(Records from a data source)

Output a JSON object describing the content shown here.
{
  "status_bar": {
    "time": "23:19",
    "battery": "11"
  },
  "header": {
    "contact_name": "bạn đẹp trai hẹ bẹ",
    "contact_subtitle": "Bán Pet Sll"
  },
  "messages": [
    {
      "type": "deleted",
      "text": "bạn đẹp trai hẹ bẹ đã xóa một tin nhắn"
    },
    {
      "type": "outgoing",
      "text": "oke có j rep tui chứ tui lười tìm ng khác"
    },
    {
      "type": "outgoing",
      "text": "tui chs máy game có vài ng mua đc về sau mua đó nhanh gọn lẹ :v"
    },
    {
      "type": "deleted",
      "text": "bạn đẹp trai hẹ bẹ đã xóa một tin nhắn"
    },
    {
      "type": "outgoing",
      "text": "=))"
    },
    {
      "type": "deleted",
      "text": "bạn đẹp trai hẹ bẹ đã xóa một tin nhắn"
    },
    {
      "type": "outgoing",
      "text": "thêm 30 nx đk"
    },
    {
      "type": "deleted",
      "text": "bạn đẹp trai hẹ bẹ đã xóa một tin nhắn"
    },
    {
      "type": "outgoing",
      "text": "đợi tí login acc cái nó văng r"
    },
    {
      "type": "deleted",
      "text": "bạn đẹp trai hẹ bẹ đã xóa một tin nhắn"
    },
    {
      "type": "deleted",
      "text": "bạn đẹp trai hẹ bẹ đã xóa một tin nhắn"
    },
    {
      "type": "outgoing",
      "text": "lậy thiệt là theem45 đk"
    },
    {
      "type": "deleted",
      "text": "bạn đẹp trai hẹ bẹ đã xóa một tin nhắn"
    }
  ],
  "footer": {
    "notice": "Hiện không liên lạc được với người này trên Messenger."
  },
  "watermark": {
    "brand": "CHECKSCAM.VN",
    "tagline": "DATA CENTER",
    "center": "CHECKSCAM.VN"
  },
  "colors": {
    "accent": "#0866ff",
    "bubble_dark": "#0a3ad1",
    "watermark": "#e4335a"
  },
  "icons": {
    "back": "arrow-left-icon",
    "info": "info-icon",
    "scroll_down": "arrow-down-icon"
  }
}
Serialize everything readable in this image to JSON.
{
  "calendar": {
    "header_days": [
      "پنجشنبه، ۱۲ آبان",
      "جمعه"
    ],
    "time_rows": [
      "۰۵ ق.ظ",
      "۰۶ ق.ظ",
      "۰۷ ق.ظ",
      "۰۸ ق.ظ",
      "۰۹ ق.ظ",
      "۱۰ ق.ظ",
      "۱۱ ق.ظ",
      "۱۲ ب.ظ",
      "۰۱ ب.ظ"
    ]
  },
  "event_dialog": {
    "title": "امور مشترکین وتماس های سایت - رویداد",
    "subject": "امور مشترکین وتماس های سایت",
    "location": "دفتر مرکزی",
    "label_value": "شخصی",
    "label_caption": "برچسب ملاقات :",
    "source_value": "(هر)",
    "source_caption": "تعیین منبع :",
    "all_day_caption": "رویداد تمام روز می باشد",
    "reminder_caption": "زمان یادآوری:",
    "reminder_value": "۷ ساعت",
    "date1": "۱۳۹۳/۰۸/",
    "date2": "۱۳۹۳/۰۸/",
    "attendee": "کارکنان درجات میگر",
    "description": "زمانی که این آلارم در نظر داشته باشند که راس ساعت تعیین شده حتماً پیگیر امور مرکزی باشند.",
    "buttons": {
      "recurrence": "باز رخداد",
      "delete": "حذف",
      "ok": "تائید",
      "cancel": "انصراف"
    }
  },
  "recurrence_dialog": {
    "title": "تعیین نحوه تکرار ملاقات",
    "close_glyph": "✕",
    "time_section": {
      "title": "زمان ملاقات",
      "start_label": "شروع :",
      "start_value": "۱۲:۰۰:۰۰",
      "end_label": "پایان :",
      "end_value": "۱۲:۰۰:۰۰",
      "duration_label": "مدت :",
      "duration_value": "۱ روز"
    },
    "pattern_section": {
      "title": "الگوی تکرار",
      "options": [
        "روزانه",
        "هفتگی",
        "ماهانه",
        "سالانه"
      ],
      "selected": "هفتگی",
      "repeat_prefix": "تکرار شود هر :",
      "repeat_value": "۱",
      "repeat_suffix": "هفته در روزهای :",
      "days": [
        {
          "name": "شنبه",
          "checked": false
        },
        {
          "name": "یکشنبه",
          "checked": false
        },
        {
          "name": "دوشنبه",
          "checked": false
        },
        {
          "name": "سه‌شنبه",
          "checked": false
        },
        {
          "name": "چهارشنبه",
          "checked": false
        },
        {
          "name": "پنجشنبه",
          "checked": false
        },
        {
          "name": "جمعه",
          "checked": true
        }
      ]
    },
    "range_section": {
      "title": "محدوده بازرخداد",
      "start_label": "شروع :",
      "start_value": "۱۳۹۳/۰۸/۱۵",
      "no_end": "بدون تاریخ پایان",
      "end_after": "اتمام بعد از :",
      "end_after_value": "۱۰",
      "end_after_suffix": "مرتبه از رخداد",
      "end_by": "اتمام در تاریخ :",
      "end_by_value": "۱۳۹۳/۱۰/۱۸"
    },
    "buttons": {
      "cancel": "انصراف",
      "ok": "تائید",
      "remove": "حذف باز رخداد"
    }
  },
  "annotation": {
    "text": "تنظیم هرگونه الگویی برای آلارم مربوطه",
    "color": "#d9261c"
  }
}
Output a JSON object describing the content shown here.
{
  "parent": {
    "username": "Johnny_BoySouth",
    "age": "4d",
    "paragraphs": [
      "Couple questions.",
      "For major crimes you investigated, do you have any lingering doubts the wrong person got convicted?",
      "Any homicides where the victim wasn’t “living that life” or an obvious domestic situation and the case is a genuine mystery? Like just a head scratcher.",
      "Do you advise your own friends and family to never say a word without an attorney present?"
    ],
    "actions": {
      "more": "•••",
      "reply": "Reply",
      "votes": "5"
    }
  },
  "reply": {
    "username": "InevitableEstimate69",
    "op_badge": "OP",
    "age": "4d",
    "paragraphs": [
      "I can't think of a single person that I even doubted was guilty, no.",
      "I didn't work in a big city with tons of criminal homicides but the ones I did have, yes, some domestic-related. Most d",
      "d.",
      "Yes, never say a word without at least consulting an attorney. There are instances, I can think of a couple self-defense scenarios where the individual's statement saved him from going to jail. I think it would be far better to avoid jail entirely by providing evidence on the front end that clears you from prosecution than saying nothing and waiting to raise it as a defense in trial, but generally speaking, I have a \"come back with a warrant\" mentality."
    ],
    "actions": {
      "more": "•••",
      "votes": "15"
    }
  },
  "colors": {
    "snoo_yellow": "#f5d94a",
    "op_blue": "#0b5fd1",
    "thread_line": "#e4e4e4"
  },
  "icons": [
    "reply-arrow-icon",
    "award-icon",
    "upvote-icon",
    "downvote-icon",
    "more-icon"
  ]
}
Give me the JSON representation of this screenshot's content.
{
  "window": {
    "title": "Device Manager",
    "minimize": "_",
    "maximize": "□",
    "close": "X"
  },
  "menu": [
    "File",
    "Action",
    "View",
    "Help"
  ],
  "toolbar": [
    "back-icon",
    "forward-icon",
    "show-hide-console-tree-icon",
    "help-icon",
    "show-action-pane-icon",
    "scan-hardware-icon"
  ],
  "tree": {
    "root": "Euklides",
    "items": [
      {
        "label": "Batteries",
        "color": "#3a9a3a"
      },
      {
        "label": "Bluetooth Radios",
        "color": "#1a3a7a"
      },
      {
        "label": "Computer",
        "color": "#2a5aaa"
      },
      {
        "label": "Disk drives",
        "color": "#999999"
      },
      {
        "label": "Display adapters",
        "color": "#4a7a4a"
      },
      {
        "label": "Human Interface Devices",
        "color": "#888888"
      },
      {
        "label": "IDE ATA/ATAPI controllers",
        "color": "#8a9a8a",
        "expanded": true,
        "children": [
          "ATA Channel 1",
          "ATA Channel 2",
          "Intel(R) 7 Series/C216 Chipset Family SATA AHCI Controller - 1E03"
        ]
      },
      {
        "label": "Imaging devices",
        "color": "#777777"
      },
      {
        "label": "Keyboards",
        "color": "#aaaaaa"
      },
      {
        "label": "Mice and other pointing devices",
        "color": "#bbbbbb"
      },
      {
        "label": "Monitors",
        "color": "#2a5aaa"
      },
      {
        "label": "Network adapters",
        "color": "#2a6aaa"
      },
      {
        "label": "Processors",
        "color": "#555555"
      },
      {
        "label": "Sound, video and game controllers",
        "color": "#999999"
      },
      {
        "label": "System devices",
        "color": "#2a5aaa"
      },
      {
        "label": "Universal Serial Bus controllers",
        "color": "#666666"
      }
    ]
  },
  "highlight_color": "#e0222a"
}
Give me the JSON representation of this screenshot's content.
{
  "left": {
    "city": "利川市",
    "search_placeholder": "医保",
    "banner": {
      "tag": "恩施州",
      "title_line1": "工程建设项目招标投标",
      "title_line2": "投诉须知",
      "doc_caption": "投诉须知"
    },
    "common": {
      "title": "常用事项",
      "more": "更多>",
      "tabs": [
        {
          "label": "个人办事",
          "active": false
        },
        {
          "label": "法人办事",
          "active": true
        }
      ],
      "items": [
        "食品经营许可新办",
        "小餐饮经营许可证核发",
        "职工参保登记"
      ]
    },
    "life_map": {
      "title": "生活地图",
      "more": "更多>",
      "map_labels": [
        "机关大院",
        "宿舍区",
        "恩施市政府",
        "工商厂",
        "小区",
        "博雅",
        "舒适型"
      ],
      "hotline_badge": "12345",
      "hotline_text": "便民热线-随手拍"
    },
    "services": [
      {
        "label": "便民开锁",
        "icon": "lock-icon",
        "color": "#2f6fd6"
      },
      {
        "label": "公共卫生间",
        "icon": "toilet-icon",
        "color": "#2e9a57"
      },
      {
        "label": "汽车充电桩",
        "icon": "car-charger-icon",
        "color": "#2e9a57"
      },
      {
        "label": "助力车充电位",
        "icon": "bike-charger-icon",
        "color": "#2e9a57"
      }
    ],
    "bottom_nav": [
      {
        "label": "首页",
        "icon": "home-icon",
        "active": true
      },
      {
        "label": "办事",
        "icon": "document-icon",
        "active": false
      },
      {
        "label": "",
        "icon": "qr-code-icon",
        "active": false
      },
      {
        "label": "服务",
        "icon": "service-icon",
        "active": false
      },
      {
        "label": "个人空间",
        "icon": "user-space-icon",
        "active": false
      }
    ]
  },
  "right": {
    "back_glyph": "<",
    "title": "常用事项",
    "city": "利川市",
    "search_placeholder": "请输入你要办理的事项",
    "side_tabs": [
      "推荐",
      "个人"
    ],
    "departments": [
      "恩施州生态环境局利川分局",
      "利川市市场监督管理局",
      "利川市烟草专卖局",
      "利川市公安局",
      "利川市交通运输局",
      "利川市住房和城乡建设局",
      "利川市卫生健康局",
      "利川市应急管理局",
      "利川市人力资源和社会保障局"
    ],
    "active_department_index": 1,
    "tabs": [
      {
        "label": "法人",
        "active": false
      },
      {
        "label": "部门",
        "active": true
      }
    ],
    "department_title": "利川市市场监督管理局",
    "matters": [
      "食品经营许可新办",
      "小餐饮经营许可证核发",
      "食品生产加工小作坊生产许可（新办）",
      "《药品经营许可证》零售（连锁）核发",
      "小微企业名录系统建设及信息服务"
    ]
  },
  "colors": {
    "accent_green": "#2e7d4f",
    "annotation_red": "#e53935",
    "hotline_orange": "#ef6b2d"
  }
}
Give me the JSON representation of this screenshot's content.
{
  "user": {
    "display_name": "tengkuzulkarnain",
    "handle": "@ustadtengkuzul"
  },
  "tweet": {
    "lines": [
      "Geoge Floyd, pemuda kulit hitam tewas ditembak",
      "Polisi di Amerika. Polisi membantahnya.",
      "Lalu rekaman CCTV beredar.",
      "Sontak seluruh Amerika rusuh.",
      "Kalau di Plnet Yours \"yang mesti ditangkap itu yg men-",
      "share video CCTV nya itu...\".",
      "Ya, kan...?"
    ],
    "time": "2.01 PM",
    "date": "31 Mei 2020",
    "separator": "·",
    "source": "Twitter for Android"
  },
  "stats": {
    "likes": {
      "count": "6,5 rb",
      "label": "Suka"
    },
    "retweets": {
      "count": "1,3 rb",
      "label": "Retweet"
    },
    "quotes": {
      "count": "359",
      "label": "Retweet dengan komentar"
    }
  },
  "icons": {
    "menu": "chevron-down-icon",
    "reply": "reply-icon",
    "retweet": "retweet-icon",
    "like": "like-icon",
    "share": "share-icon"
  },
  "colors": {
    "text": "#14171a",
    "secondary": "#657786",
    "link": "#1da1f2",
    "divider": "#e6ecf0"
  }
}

▶ **GOAL**
Gather every line containing the word "username" and copy it.

▶ **ANSWER BELOW**
    "username": "Johnny_BoySouth",
    "username": "InevitableEstimate69",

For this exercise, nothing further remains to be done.